> _Entries with figure data_
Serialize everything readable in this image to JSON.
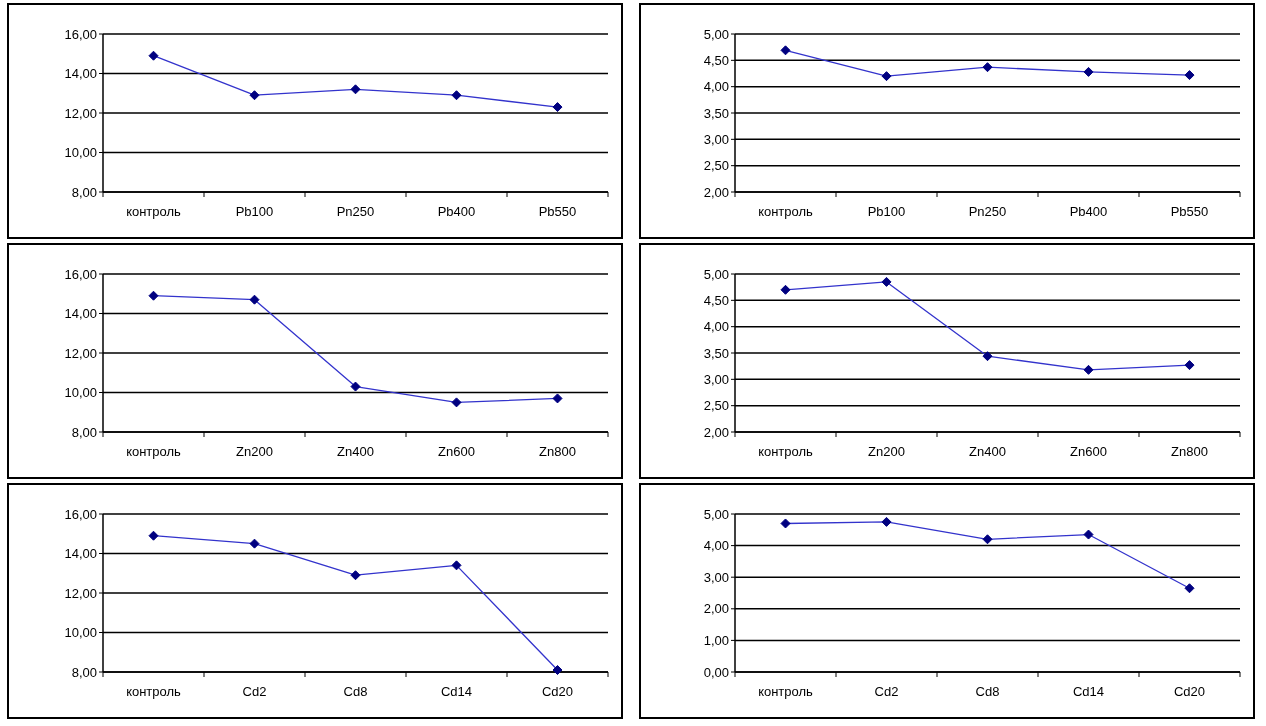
{
  "chart_data": [
    {
      "type": "line",
      "categories": [
        "контроль",
        "Pb100",
        "Pn250",
        "Pb400",
        "Pb550"
      ],
      "series": [
        {
          "color": "#000080",
          "values": [
            14.9,
            12.9,
            13.2,
            12.9,
            12.3
          ]
        }
      ],
      "ylim": [
        8,
        16
      ],
      "yticks": [
        {
          "value": 8,
          "label": "8,00"
        },
        {
          "value": 10,
          "label": "10,00"
        },
        {
          "value": 12,
          "label": "12,00"
        },
        {
          "value": 14,
          "label": "14,00"
        },
        {
          "value": 16,
          "label": "16,00"
        }
      ],
      "grid": "y",
      "marker": "diamond"
    },
    {
      "type": "line",
      "categories": [
        "контроль",
        "Pb100",
        "Pn250",
        "Pb400",
        "Pb550"
      ],
      "series": [
        {
          "color": "#000080",
          "values": [
            4.69,
            4.2,
            4.37,
            4.28,
            4.22
          ]
        }
      ],
      "ylim": [
        2,
        5
      ],
      "yticks": [
        {
          "value": 2,
          "label": "2,00"
        },
        {
          "value": 2.5,
          "label": "2,50"
        },
        {
          "value": 3,
          "label": "3,00"
        },
        {
          "value": 3.5,
          "label": "3,50"
        },
        {
          "value": 4,
          "label": "4,00"
        },
        {
          "value": 4.5,
          "label": "4,50"
        },
        {
          "value": 5,
          "label": "5,00"
        }
      ],
      "grid": "y",
      "marker": "diamond"
    },
    {
      "type": "line",
      "categories": [
        "контроль",
        "Zn200",
        "Zn400",
        "Zn600",
        "Zn800"
      ],
      "series": [
        {
          "color": "#000080",
          "values": [
            14.9,
            14.7,
            10.3,
            9.5,
            9.7
          ]
        }
      ],
      "ylim": [
        8,
        16
      ],
      "yticks": [
        {
          "value": 8,
          "label": "8,00"
        },
        {
          "value": 10,
          "label": "10,00"
        },
        {
          "value": 12,
          "label": "12,00"
        },
        {
          "value": 14,
          "label": "14,00"
        },
        {
          "value": 16,
          "label": "16,00"
        }
      ],
      "grid": "y",
      "marker": "diamond"
    },
    {
      "type": "line",
      "categories": [
        "контроль",
        "Zn200",
        "Zn400",
        "Zn600",
        "Zn800"
      ],
      "series": [
        {
          "color": "#000080",
          "values": [
            4.7,
            4.85,
            3.44,
            3.18,
            3.27
          ]
        }
      ],
      "ylim": [
        2,
        5
      ],
      "yticks": [
        {
          "value": 2,
          "label": "2,00"
        },
        {
          "value": 2.5,
          "label": "2,50"
        },
        {
          "value": 3,
          "label": "3,00"
        },
        {
          "value": 3.5,
          "label": "3,50"
        },
        {
          "value": 4,
          "label": "4,00"
        },
        {
          "value": 4.5,
          "label": "4,50"
        },
        {
          "value": 5,
          "label": "5,00"
        }
      ],
      "grid": "y",
      "marker": "diamond"
    },
    {
      "type": "line",
      "categories": [
        "контроль",
        "Cd2",
        "Cd8",
        "Cd14",
        "Cd20"
      ],
      "series": [
        {
          "color": "#000080",
          "values": [
            14.9,
            14.5,
            12.9,
            13.4,
            8.1
          ]
        }
      ],
      "ylim": [
        8,
        16
      ],
      "yticks": [
        {
          "value": 8,
          "label": "8,00"
        },
        {
          "value": 10,
          "label": "10,00"
        },
        {
          "value": 12,
          "label": "12,00"
        },
        {
          "value": 14,
          "label": "14,00"
        },
        {
          "value": 16,
          "label": "16,00"
        }
      ],
      "grid": "y",
      "marker": "diamond"
    },
    {
      "type": "line",
      "categories": [
        "контроль",
        "Cd2",
        "Cd8",
        "Cd14",
        "Cd20"
      ],
      "series": [
        {
          "color": "#000080",
          "values": [
            4.7,
            4.75,
            4.2,
            4.35,
            2.65
          ]
        }
      ],
      "ylim": [
        0,
        5
      ],
      "yticks": [
        {
          "value": 0,
          "label": "0,00"
        },
        {
          "value": 1,
          "label": "1,00"
        },
        {
          "value": 2,
          "label": "2,00"
        },
        {
          "value": 3,
          "label": "3,00"
        },
        {
          "value": 4,
          "label": "4,00"
        },
        {
          "value": 5,
          "label": "5,00"
        }
      ],
      "grid": "y",
      "marker": "diamond"
    }
  ]
}
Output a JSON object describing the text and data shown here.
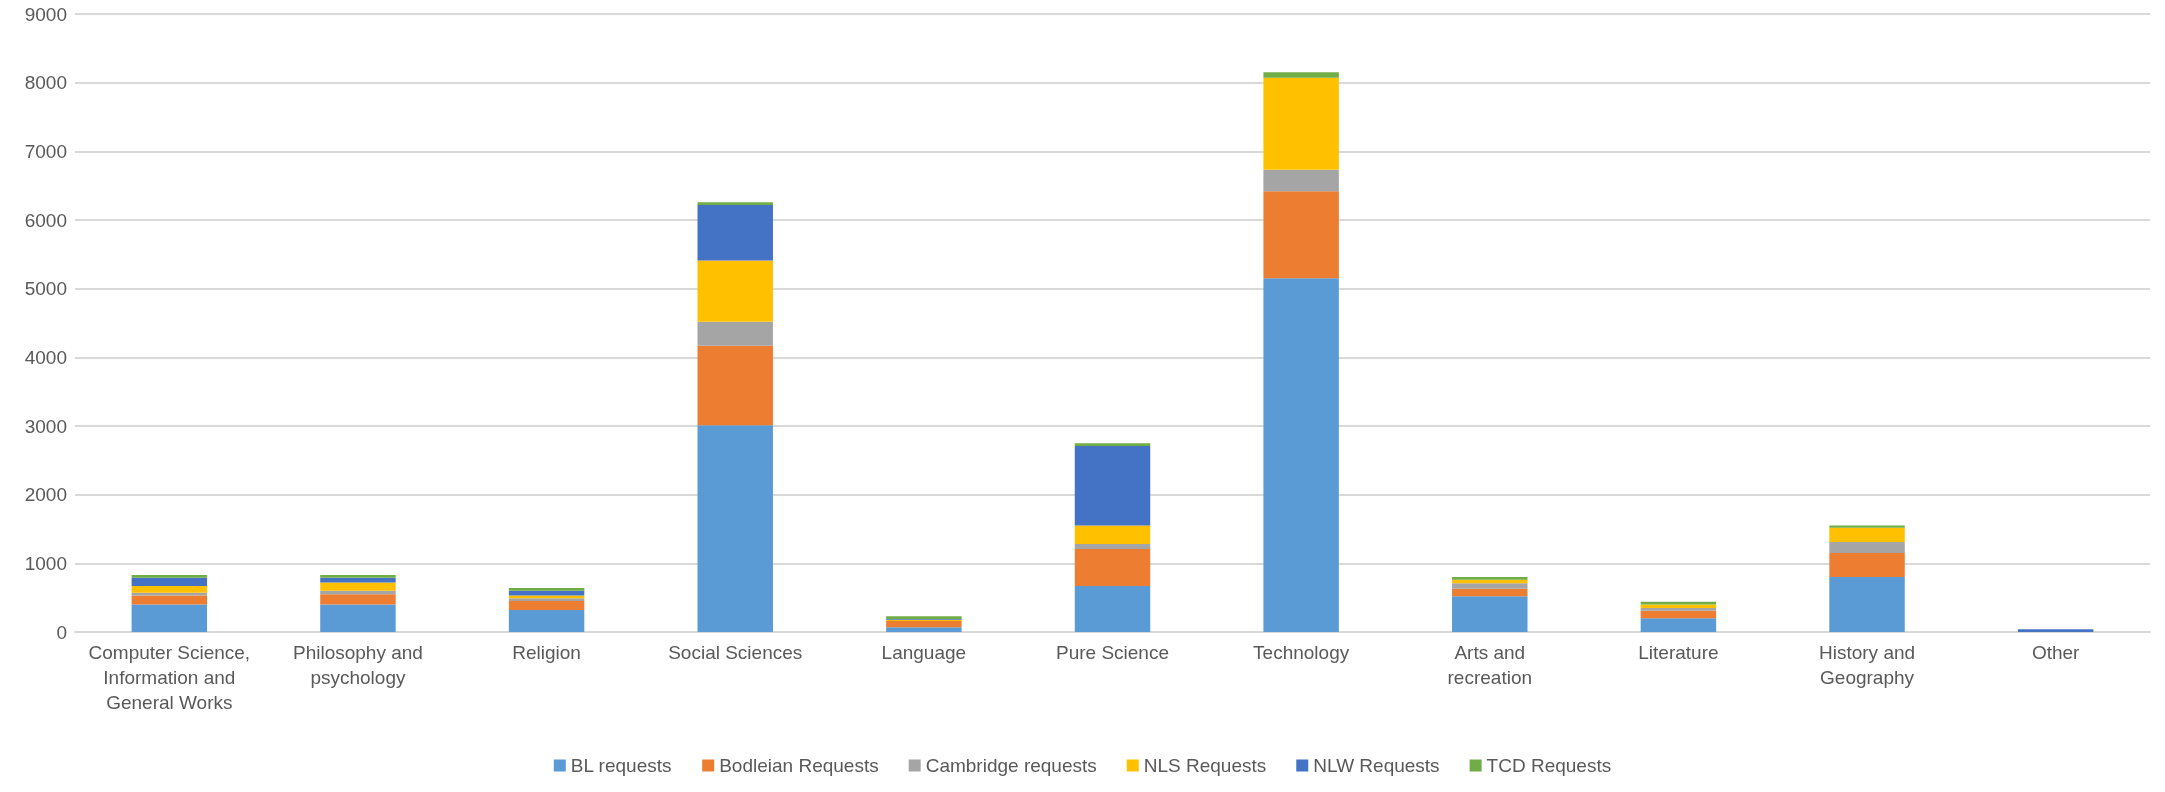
{
  "chart_data": {
    "type": "bar",
    "stacked": true,
    "categories": [
      "Computer Science, Information and General Works",
      "Philosophy and psychology",
      "Religion",
      "Social Sciences",
      "Language",
      "Pure Science",
      "Technology",
      "Arts and recreation",
      "Literature",
      "History and Geography",
      "Other"
    ],
    "series": [
      {
        "name": "BL requests",
        "color": "#5b9bd5",
        "values": [
          400,
          400,
          320,
          3010,
          70,
          670,
          5150,
          520,
          200,
          800,
          0
        ]
      },
      {
        "name": "Bodleian Requests",
        "color": "#ed7d31",
        "values": [
          130,
          150,
          130,
          1160,
          90,
          540,
          1270,
          110,
          110,
          350,
          0
        ]
      },
      {
        "name": "Cambridge requests",
        "color": "#a5a5a5",
        "values": [
          40,
          50,
          40,
          350,
          null,
          70,
          310,
          80,
          40,
          160,
          0
        ]
      },
      {
        "name": "NLS Requests",
        "color": "#ffc000",
        "values": [
          100,
          120,
          40,
          890,
          20,
          270,
          1340,
          50,
          50,
          210,
          0
        ]
      },
      {
        "name": "NLW Requests",
        "color": "#4472c4",
        "values": [
          120,
          70,
          70,
          810,
          10,
          1160,
          0,
          0,
          0,
          0,
          40
        ]
      },
      {
        "name": "TCD Requests",
        "color": "#70ad47",
        "values": [
          40,
          40,
          40,
          40,
          40,
          40,
          80,
          40,
          40,
          30,
          0
        ]
      }
    ],
    "ylim": [
      0,
      9000
    ],
    "yticks": [
      0,
      1000,
      2000,
      3000,
      4000,
      5000,
      6000,
      7000,
      8000,
      9000
    ],
    "grid": "y",
    "legend": "bottom"
  }
}
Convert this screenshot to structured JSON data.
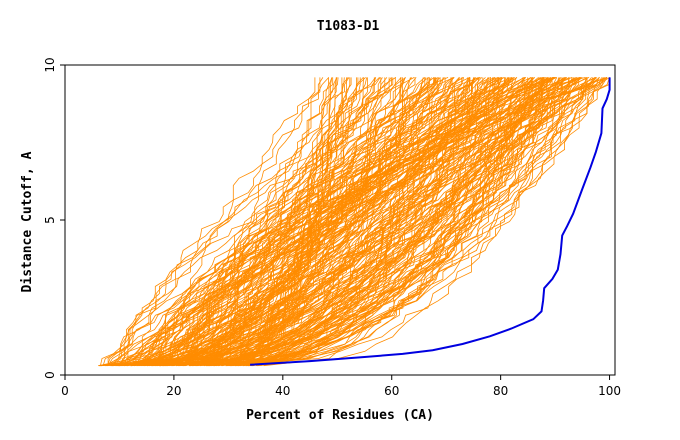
{
  "chart_data": {
    "type": "line",
    "title": "T1083-D1",
    "xlabel": "Percent of Residues (CA)",
    "ylabel": "Distance Cutoff, A",
    "xlim": [
      0,
      101
    ],
    "ylim": [
      0,
      10
    ],
    "xticks": [
      "0",
      "20",
      "40",
      "60",
      "80",
      "100"
    ],
    "yticks": [
      "0",
      "5",
      "10"
    ],
    "grid": false,
    "colors": {
      "background_models": "#ff8c00",
      "highlight": "#0000e0"
    },
    "highlight_series": {
      "x": [
        34,
        45,
        55,
        62,
        67.5,
        73,
        78,
        82,
        86,
        87.5,
        87.8,
        88,
        89.5,
        90.5,
        91,
        91.3,
        92.2,
        93.3,
        95,
        96.5,
        97.5,
        98.5,
        98.7,
        99.5,
        100,
        100
      ],
      "y": [
        0.33,
        0.45,
        0.58,
        0.68,
        0.8,
        1.0,
        1.25,
        1.5,
        1.8,
        2.05,
        2.4,
        2.8,
        3.1,
        3.4,
        3.9,
        4.5,
        4.8,
        5.2,
        6.0,
        6.7,
        7.2,
        7.8,
        8.6,
        8.9,
        9.2,
        9.6
      ]
    }
  }
}
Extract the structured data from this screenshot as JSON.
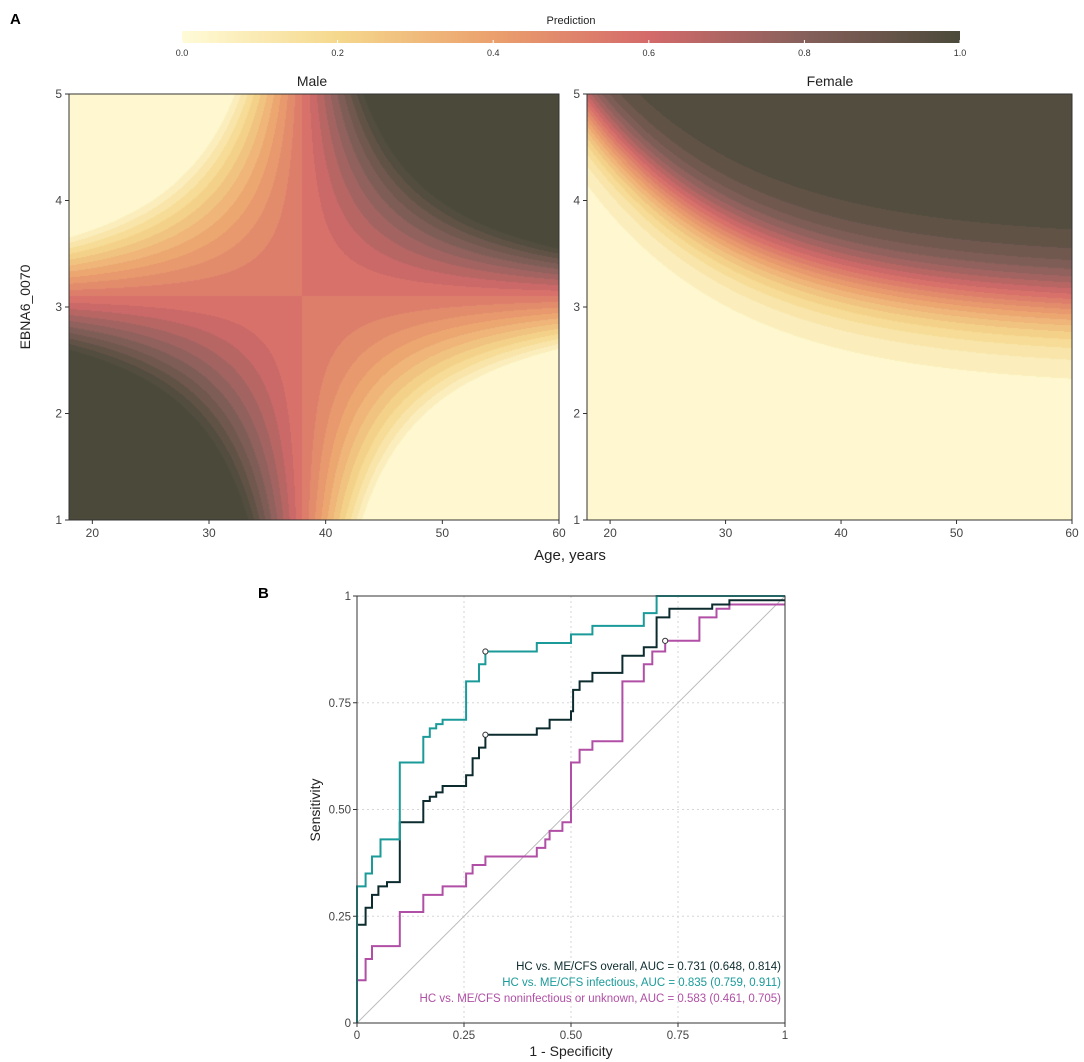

> _The problem_
Give every record back exactly as it reads, with no images.

> _The reply_
Serialize everything readable in this image to JSON.
{
  "chart_data": [
    {
      "type": "line",
      "categories": [
        "контроль",
        "Pb100",
        "Pn250",
        "Pb400",
        "Pb550"
      ],
      "series": [
        {
          "color": "#000080",
          "values": [
            14.9,
            12.9,
            13.2,
            12.9,
            12.3
          ]
        }
      ],
      "ylim": [
        8,
        16
      ],
      "yticks": [
        {
          "value": 8,
          "label": "8,00"
        },
        {
          "value": 10,
          "label": "10,00"
        },
        {
          "value": 12,
          "label": "12,00"
        },
        {
          "value": 14,
          "label": "14,00"
        },
        {
          "value": 16,
          "label": "16,00"
        }
      ],
      "grid": "y",
      "marker": "diamond"
    },
    {
      "type": "line",
      "categories": [
        "контроль",
        "Pb100",
        "Pn250",
        "Pb400",
        "Pb550"
      ],
      "series": [
        {
          "color": "#000080",
          "values": [
            4.69,
            4.2,
            4.37,
            4.28,
            4.22
          ]
        }
      ],
      "ylim": [
        2,
        5
      ],
      "yticks": [
        {
          "value": 2,
          "label": "2,00"
        },
        {
          "value": 2.5,
          "label": "2,50"
        },
        {
          "value": 3,
          "label": "3,00"
        },
        {
          "value": 3.5,
          "label": "3,50"
        },
        {
          "value": 4,
          "label": "4,00"
        },
        {
          "value": 4.5,
          "label": "4,50"
        },
        {
          "value": 5,
          "label": "5,00"
        }
      ],
      "grid": "y",
      "marker": "diamond"
    },
    {
      "type": "line",
      "categories": [
        "контроль",
        "Zn200",
        "Zn400",
        "Zn600",
        "Zn800"
      ],
      "series": [
        {
          "color": "#000080",
          "values": [
            14.9,
            14.7,
            10.3,
            9.5,
            9.7
          ]
        }
      ],
      "ylim": [
        8,
        16
      ],
      "yticks": [
        {
          "value": 8,
          "label": "8,00"
        },
        {
          "value": 10,
          "label": "10,00"
        },
        {
          "value": 12,
          "label": "12,00"
        },
        {
          "value": 14,
          "label": "14,00"
        },
        {
          "value": 16,
          "label": "16,00"
        }
      ],
      "grid": "y",
      "marker": "diamond"
    },
    {
      "type": "line",
      "categories": [
        "контроль",
        "Zn200",
        "Zn400",
        "Zn600",
        "Zn800"
      ],
      "series": [
        {
          "color": "#000080",
          "values": [
            4.7,
            4.85,
            3.44,
            3.18,
            3.27
          ]
        }
      ],
      "ylim": [
        2,
        5
      ],
      "yticks": [
        {
          "value": 2,
          "label": "2,00"
        },
        {
          "value": 2.5,
          "label": "2,50"
        },
        {
          "value": 3,
          "label": "3,00"
        },
        {
          "value": 3.5,
          "label": "3,50"
        },
        {
          "value": 4,
          "label": "4,00"
        },
        {
          "value": 4.5,
          "label": "4,50"
        },
        {
          "value": 5,
          "label": "5,00"
        }
      ],
      "grid": "y",
      "marker": "diamond"
    },
    {
      "type": "line",
      "categories": [
        "контроль",
        "Cd2",
        "Cd8",
        "Cd14",
        "Cd20"
      ],
      "series": [
        {
          "color": "#000080",
          "values": [
            14.9,
            14.5,
            12.9,
            13.4,
            8.1
          ]
        }
      ],
      "ylim": [
        8,
        16
      ],
      "yticks": [
        {
          "value": 8,
          "label": "8,00"
        },
        {
          "value": 10,
          "label": "10,00"
        },
        {
          "value": 12,
          "label": "12,00"
        },
        {
          "value": 14,
          "label": "14,00"
        },
        {
          "value": 16,
          "label": "16,00"
        }
      ],
      "grid": "y",
      "marker": "diamond"
    },
    {
      "type": "line",
      "categories": [
        "контроль",
        "Cd2",
        "Cd8",
        "Cd14",
        "Cd20"
      ],
      "series": [
        {
          "color": "#000080",
          "values": [
            4.7,
            4.75,
            4.2,
            4.35,
            2.65
          ]
        }
      ],
      "ylim": [
        0,
        5
      ],
      "yticks": [
        {
          "value": 0,
          "label": "0,00"
        },
        {
          "value": 1,
          "label": "1,00"
        },
        {
          "value": 2,
          "label": "2,00"
        },
        {
          "value": 3,
          "label": "3,00"
        },
        {
          "value": 4,
          "label": "4,00"
        },
        {
          "value": 5,
          "label": "5,00"
        }
      ],
      "grid": "y",
      "marker": "diamond"
    }
  ]
}
Output a JSON object describing the text and data shown here.
{
  "chart_data": {
    "type": "bar",
    "stacked": true,
    "categories": [
      "Computer Science, Information and General Works",
      "Philosophy and psychology",
      "Religion",
      "Social Sciences",
      "Language",
      "Pure Science",
      "Technology",
      "Arts and recreation",
      "Literature",
      "History and Geography",
      "Other"
    ],
    "series": [
      {
        "name": "BL requests",
        "color": "#5b9bd5",
        "values": [
          400,
          400,
          320,
          3010,
          70,
          670,
          5150,
          520,
          200,
          800,
          0
        ]
      },
      {
        "name": "Bodleian Requests",
        "color": "#ed7d31",
        "values": [
          130,
          150,
          130,
          1160,
          90,
          540,
          1270,
          110,
          110,
          350,
          0
        ]
      },
      {
        "name": "Cambridge requests",
        "color": "#a5a5a5",
        "values": [
          40,
          50,
          40,
          350,
          null,
          70,
          310,
          80,
          40,
          160,
          0
        ]
      },
      {
        "name": "NLS Requests",
        "color": "#ffc000",
        "values": [
          100,
          120,
          40,
          890,
          20,
          270,
          1340,
          50,
          50,
          210,
          0
        ]
      },
      {
        "name": "NLW Requests",
        "color": "#4472c4",
        "values": [
          120,
          70,
          70,
          810,
          10,
          1160,
          0,
          0,
          0,
          0,
          40
        ]
      },
      {
        "name": "TCD Requests",
        "color": "#70ad47",
        "values": [
          40,
          40,
          40,
          40,
          40,
          40,
          80,
          40,
          40,
          30,
          0
        ]
      }
    ],
    "ylim": [
      0,
      9000
    ],
    "yticks": [
      0,
      1000,
      2000,
      3000,
      4000,
      5000,
      6000,
      7000,
      8000,
      9000
    ],
    "grid": "y",
    "legend": "bottom"
  }
}
Convert this screenshot to structured JSON data.
{
  "chart_data": {
    "type": "line",
    "title": "T1083-D1",
    "xlabel": "Percent of Residues (CA)",
    "ylabel": "Distance Cutoff, A",
    "xlim": [
      0,
      101
    ],
    "ylim": [
      0,
      10
    ],
    "xticks": [
      "0",
      "20",
      "40",
      "60",
      "80",
      "100"
    ],
    "yticks": [
      "0",
      "5",
      "10"
    ],
    "grid": false,
    "colors": {
      "background_models": "#ff8c00",
      "highlight": "#0000e0"
    },
    "highlight_series": {
      "x": [
        34,
        45,
        55,
        62,
        67.5,
        73,
        78,
        82,
        86,
        87.5,
        87.8,
        88,
        89.5,
        90.5,
        91,
        91.3,
        92.2,
        93.3,
        95,
        96.5,
        97.5,
        98.5,
        98.7,
        99.5,
        100,
        100
      ],
      "y": [
        0.33,
        0.45,
        0.58,
        0.68,
        0.8,
        1.0,
        1.25,
        1.5,
        1.8,
        2.05,
        2.4,
        2.8,
        3.1,
        3.4,
        3.9,
        4.5,
        4.8,
        5.2,
        6.0,
        6.7,
        7.2,
        7.8,
        8.6,
        8.9,
        9.2,
        9.6
      ]
    }
  }
}
Extract the structured data from this screenshot as JSON.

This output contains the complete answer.